### Stated goal
Return the records exactly as they are.

### Data shown
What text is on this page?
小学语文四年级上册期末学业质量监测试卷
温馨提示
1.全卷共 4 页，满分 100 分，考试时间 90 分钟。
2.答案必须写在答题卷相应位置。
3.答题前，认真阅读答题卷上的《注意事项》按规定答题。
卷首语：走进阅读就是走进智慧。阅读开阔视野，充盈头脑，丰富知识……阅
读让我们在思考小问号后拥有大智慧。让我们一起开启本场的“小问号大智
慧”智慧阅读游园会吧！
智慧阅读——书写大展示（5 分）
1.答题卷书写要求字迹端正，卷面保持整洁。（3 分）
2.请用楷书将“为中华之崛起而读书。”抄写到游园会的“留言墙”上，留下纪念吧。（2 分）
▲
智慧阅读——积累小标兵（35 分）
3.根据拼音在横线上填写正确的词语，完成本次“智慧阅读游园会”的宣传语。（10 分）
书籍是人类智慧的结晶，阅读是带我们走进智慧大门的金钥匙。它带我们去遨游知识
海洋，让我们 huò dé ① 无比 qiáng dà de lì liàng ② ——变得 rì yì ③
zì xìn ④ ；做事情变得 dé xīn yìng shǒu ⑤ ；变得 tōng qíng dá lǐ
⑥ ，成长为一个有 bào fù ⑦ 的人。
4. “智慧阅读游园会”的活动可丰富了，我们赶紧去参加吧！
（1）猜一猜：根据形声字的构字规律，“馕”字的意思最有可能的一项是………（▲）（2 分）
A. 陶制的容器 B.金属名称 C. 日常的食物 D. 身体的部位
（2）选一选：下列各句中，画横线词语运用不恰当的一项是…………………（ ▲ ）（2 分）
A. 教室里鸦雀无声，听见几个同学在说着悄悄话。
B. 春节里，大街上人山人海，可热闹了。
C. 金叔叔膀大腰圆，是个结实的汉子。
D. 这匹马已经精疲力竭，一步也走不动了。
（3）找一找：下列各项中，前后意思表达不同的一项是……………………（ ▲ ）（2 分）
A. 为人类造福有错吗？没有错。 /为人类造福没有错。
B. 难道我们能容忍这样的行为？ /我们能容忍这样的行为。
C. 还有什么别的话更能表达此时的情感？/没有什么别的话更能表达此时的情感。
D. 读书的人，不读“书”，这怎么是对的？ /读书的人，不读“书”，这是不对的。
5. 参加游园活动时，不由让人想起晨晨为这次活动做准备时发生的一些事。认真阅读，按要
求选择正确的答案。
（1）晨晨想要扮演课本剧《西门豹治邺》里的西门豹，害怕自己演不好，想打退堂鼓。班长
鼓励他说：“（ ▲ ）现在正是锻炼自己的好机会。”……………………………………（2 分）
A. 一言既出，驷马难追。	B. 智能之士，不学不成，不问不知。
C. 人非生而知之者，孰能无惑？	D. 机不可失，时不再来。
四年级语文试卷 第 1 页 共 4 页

### Reply
What text is on this page?
小学语文四年级上册期末学业质量监测试卷
温馨提示
1.全卷共 4 页，满分 100 分，考试时间 90 分钟。
2.答案必须写在答题卷相应位置。
3.答题前，认真阅读答题卷上的《注意事项》按规定答题。
卷首语：走进阅读就是走进智慧。阅读开阔视野，充盈头脑，丰富知识……阅
读让我们在思考小问号后拥有大智慧。让我们一起开启本场的“小问号大智
慧”智慧阅读游园会吧！
智慧阅读——书写大展示（5 分）
1.答题卷书写要求字迹端正，卷面保持整洁。（3 分）
2.请用楷书将“为中华之崛起而读书。”抄写到游园会的“留言墙”上，留下纪念吧。（2 分）
▲
智慧阅读——积累小标兵（35 分）
3.根据拼音在横线上填写正确的词语，完成本次“智慧阅读游园会”的宣传语。（10 分）
书籍是人类智慧的结晶，阅读是带我们走进智慧大门的金钥匙。它带我们去遨游知识
海洋，让我们 huò dé ① 无比 qiáng dà de lì liàng ② ——变得 rì yì ③
zì xìn ④ ；做事情变得 dé xīn yìng shǒu ⑤ ；变得 tōng qíng dá lǐ
⑥ ，成长为一个有 bào fù ⑦ 的人。
4. “智慧阅读游园会”的活动可丰富了，我们赶紧去参加吧！
（1）猜一猜：根据形声字的构字规律，“馕”字的意思最有可能的一项是………（▲）（2 分）
A. 陶制的容器 B.金属名称 C. 日常的食物 D. 身体的部位
（2）选一选：下列各句中，画横线词语运用不恰当的一项是…………………（ ▲ ）（2 分）
A. 教室里鸦雀无声，听见几个同学在说着悄悄话。
B. 春节里，大街上人山人海，可热闹了。
C. 金叔叔膀大腰圆，是个结实的汉子。
D. 这匹马已经精疲力竭，一步也走不动了。
（3）找一找：下列各项中，前后意思表达不同的一项是……………………（ ▲ ）（2 分）
A. 为人类造福有错吗？没有错。 /为人类造福没有错。
B. 难道我们能容忍这样的行为？ /我们能容忍这样的行为。
C. 还有什么别的话更能表达此时的情感？/没有什么别的话更能表达此时的情感。
D. 读书的人，不读“书”，这怎么是对的？ /读书的人，不读“书”，这是不对的。
5. 参加游园活动时，不由让人想起晨晨为这次活动做准备时发生的一些事。认真阅读，按要
求选择正确的答案。
（1）晨晨想要扮演课本剧《西门豹治邺》里的西门豹，害怕自己演不好，想打退堂鼓。班长
鼓励他说：“（ ▲ ）现在正是锻炼自己的好机会。”……………………………………（2 分）
A. 一言既出，驷马难追。	B. 智能之士，不学不成，不问不知。
C. 人非生而知之者，孰能无惑？	D. 机不可失，时不再来。
四年级语文试卷 第 1 页 共 4 页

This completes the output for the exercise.